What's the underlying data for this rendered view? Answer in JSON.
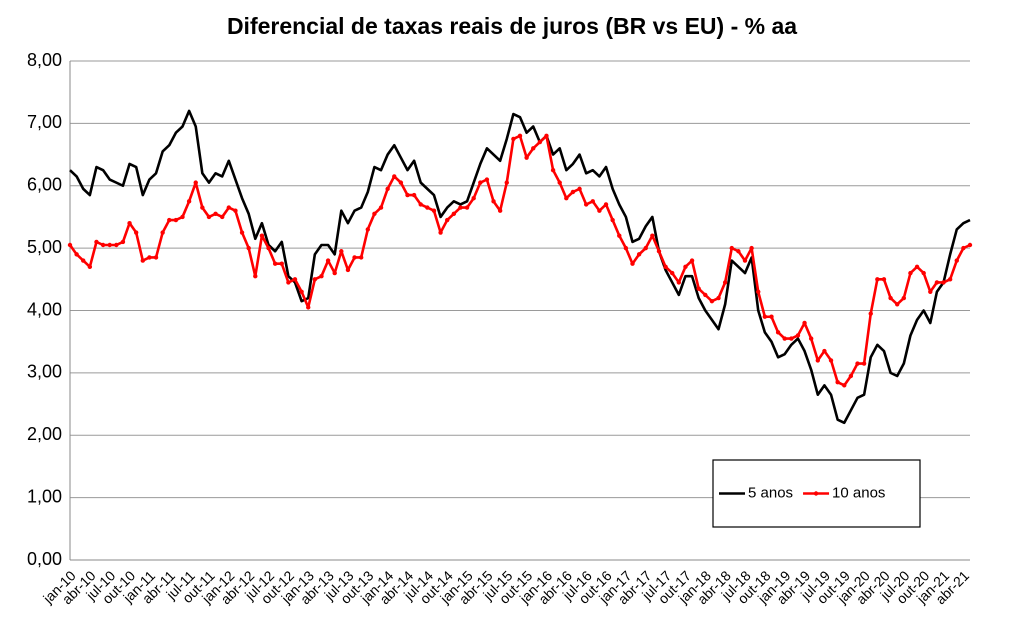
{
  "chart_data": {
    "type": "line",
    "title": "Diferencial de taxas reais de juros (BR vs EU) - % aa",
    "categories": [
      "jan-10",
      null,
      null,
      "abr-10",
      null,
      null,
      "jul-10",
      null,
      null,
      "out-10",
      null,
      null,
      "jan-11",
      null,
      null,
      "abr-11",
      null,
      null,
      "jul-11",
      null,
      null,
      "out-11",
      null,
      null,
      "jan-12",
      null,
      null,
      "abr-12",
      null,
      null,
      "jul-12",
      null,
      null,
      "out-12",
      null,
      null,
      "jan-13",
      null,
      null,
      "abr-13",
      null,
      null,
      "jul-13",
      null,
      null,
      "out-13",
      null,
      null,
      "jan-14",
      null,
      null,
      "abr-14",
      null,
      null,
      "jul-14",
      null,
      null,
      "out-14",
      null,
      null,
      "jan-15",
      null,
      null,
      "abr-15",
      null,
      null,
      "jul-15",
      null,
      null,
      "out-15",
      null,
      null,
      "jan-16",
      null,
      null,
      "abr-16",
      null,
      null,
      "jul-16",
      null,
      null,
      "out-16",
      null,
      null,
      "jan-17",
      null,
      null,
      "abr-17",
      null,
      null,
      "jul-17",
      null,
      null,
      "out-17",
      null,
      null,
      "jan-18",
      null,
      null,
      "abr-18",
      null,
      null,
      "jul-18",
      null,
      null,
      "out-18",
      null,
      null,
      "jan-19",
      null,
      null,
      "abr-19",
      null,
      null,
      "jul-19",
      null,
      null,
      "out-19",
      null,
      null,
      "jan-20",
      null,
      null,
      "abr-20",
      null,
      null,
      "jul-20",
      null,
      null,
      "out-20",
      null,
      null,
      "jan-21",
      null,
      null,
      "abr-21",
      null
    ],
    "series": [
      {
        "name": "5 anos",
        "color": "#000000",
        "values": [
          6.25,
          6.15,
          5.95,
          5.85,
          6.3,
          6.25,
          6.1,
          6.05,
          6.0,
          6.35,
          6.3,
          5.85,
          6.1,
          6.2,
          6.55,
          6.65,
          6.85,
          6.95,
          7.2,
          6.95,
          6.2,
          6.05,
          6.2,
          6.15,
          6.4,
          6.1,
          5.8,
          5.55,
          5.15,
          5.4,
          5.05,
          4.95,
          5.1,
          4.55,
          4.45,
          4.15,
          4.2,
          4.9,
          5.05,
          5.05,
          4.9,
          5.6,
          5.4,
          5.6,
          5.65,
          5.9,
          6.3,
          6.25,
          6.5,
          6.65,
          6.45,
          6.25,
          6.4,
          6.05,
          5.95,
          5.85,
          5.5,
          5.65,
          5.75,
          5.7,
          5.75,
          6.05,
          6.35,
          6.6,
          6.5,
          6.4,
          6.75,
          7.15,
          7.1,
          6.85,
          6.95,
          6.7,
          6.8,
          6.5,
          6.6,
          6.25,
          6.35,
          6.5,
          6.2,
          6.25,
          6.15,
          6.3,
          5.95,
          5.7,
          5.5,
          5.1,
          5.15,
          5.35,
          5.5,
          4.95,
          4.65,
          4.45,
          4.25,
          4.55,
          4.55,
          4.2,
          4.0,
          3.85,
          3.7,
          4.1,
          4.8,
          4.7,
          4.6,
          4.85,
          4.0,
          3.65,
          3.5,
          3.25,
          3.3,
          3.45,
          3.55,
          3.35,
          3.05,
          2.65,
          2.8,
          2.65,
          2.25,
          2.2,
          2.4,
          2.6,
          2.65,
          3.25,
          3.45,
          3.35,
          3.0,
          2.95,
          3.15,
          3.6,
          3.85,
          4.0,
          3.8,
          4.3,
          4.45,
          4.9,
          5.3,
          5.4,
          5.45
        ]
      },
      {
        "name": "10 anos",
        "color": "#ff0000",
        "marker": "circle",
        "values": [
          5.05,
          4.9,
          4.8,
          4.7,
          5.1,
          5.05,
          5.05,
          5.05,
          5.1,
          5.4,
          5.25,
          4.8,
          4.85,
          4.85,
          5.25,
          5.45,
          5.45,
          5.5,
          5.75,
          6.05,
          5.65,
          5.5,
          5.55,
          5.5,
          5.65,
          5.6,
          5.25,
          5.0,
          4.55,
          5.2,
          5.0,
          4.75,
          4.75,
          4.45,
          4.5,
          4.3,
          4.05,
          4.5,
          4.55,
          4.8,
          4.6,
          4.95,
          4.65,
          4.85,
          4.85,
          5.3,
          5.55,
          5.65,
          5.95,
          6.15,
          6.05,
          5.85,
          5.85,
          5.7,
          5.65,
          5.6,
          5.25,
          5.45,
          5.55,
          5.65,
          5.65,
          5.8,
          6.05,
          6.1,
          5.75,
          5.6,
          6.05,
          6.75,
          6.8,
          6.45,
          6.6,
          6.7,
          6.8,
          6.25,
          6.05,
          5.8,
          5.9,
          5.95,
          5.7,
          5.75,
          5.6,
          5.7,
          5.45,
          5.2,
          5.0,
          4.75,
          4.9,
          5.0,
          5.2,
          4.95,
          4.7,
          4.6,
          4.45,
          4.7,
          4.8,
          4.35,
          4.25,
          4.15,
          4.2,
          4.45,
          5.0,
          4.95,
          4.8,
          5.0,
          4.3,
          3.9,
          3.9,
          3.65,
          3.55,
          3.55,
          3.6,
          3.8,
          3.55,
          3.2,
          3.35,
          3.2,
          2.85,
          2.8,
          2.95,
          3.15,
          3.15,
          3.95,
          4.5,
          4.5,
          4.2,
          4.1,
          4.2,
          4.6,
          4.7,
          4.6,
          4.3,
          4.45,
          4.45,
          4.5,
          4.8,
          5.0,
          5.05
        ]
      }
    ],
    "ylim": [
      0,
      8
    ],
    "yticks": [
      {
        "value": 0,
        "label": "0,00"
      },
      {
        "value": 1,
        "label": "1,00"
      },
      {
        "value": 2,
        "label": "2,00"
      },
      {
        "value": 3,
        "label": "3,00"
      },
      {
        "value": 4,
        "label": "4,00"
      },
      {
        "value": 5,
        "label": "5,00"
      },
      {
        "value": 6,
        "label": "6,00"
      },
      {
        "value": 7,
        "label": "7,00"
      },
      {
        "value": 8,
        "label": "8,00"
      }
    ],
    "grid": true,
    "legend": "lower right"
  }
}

◆ ◆ ◆

**What is needed**.
Print each line of the material above exactly, with the pictures removed from your copy.

**Correct output**.
What's the underlying data for this rendered view? Answer in JSON.
{
  "chart_data": {
    "type": "line",
    "title": "Diferencial de taxas reais de juros (BR vs EU) - % aa",
    "categories": [
      "jan-10",
      null,
      null,
      "abr-10",
      null,
      null,
      "jul-10",
      null,
      null,
      "out-10",
      null,
      null,
      "jan-11",
      null,
      null,
      "abr-11",
      null,
      null,
      "jul-11",
      null,
      null,
      "out-11",
      null,
      null,
      "jan-12",
      null,
      null,
      "abr-12",
      null,
      null,
      "jul-12",
      null,
      null,
      "out-12",
      null,
      null,
      "jan-13",
      null,
      null,
      "abr-13",
      null,
      null,
      "jul-13",
      null,
      null,
      "out-13",
      null,
      null,
      "jan-14",
      null,
      null,
      "abr-14",
      null,
      null,
      "jul-14",
      null,
      null,
      "out-14",
      null,
      null,
      "jan-15",
      null,
      null,
      "abr-15",
      null,
      null,
      "jul-15",
      null,
      null,
      "out-15",
      null,
      null,
      "jan-16",
      null,
      null,
      "abr-16",
      null,
      null,
      "jul-16",
      null,
      null,
      "out-16",
      null,
      null,
      "jan-17",
      null,
      null,
      "abr-17",
      null,
      null,
      "jul-17",
      null,
      null,
      "out-17",
      null,
      null,
      "jan-18",
      null,
      null,
      "abr-18",
      null,
      null,
      "jul-18",
      null,
      null,
      "out-18",
      null,
      null,
      "jan-19",
      null,
      null,
      "abr-19",
      null,
      null,
      "jul-19",
      null,
      null,
      "out-19",
      null,
      null,
      "jan-20",
      null,
      null,
      "abr-20",
      null,
      null,
      "jul-20",
      null,
      null,
      "out-20",
      null,
      null,
      "jan-21",
      null,
      null,
      "abr-21",
      null
    ],
    "series": [
      {
        "name": "5 anos",
        "color": "#000000",
        "values": [
          6.25,
          6.15,
          5.95,
          5.85,
          6.3,
          6.25,
          6.1,
          6.05,
          6.0,
          6.35,
          6.3,
          5.85,
          6.1,
          6.2,
          6.55,
          6.65,
          6.85,
          6.95,
          7.2,
          6.95,
          6.2,
          6.05,
          6.2,
          6.15,
          6.4,
          6.1,
          5.8,
          5.55,
          5.15,
          5.4,
          5.05,
          4.95,
          5.1,
          4.55,
          4.45,
          4.15,
          4.2,
          4.9,
          5.05,
          5.05,
          4.9,
          5.6,
          5.4,
          5.6,
          5.65,
          5.9,
          6.3,
          6.25,
          6.5,
          6.65,
          6.45,
          6.25,
          6.4,
          6.05,
          5.95,
          5.85,
          5.5,
          5.65,
          5.75,
          5.7,
          5.75,
          6.05,
          6.35,
          6.6,
          6.5,
          6.4,
          6.75,
          7.15,
          7.1,
          6.85,
          6.95,
          6.7,
          6.8,
          6.5,
          6.6,
          6.25,
          6.35,
          6.5,
          6.2,
          6.25,
          6.15,
          6.3,
          5.95,
          5.7,
          5.5,
          5.1,
          5.15,
          5.35,
          5.5,
          4.95,
          4.65,
          4.45,
          4.25,
          4.55,
          4.55,
          4.2,
          4.0,
          3.85,
          3.7,
          4.1,
          4.8,
          4.7,
          4.6,
          4.85,
          4.0,
          3.65,
          3.5,
          3.25,
          3.3,
          3.45,
          3.55,
          3.35,
          3.05,
          2.65,
          2.8,
          2.65,
          2.25,
          2.2,
          2.4,
          2.6,
          2.65,
          3.25,
          3.45,
          3.35,
          3.0,
          2.95,
          3.15,
          3.6,
          3.85,
          4.0,
          3.8,
          4.3,
          4.45,
          4.9,
          5.3,
          5.4,
          5.45
        ]
      },
      {
        "name": "10 anos",
        "color": "#ff0000",
        "marker": "circle",
        "values": [
          5.05,
          4.9,
          4.8,
          4.7,
          5.1,
          5.05,
          5.05,
          5.05,
          5.1,
          5.4,
          5.25,
          4.8,
          4.85,
          4.85,
          5.25,
          5.45,
          5.45,
          5.5,
          5.75,
          6.05,
          5.65,
          5.5,
          5.55,
          5.5,
          5.65,
          5.6,
          5.25,
          5.0,
          4.55,
          5.2,
          5.0,
          4.75,
          4.75,
          4.45,
          4.5,
          4.3,
          4.05,
          4.5,
          4.55,
          4.8,
          4.6,
          4.95,
          4.65,
          4.85,
          4.85,
          5.3,
          5.55,
          5.65,
          5.95,
          6.15,
          6.05,
          5.85,
          5.85,
          5.7,
          5.65,
          5.6,
          5.25,
          5.45,
          5.55,
          5.65,
          5.65,
          5.8,
          6.05,
          6.1,
          5.75,
          5.6,
          6.05,
          6.75,
          6.8,
          6.45,
          6.6,
          6.7,
          6.8,
          6.25,
          6.05,
          5.8,
          5.9,
          5.95,
          5.7,
          5.75,
          5.6,
          5.7,
          5.45,
          5.2,
          5.0,
          4.75,
          4.9,
          5.0,
          5.2,
          4.95,
          4.7,
          4.6,
          4.45,
          4.7,
          4.8,
          4.35,
          4.25,
          4.15,
          4.2,
          4.45,
          5.0,
          4.95,
          4.8,
          5.0,
          4.3,
          3.9,
          3.9,
          3.65,
          3.55,
          3.55,
          3.6,
          3.8,
          3.55,
          3.2,
          3.35,
          3.2,
          2.85,
          2.8,
          2.95,
          3.15,
          3.15,
          3.95,
          4.5,
          4.5,
          4.2,
          4.1,
          4.2,
          4.6,
          4.7,
          4.6,
          4.3,
          4.45,
          4.45,
          4.5,
          4.8,
          5.0,
          5.05
        ]
      }
    ],
    "ylim": [
      0,
      8
    ],
    "yticks": [
      {
        "value": 0,
        "label": "0,00"
      },
      {
        "value": 1,
        "label": "1,00"
      },
      {
        "value": 2,
        "label": "2,00"
      },
      {
        "value": 3,
        "label": "3,00"
      },
      {
        "value": 4,
        "label": "4,00"
      },
      {
        "value": 5,
        "label": "5,00"
      },
      {
        "value": 6,
        "label": "6,00"
      },
      {
        "value": 7,
        "label": "7,00"
      },
      {
        "value": 8,
        "label": "8,00"
      }
    ],
    "grid": true,
    "legend": "lower right"
  }
}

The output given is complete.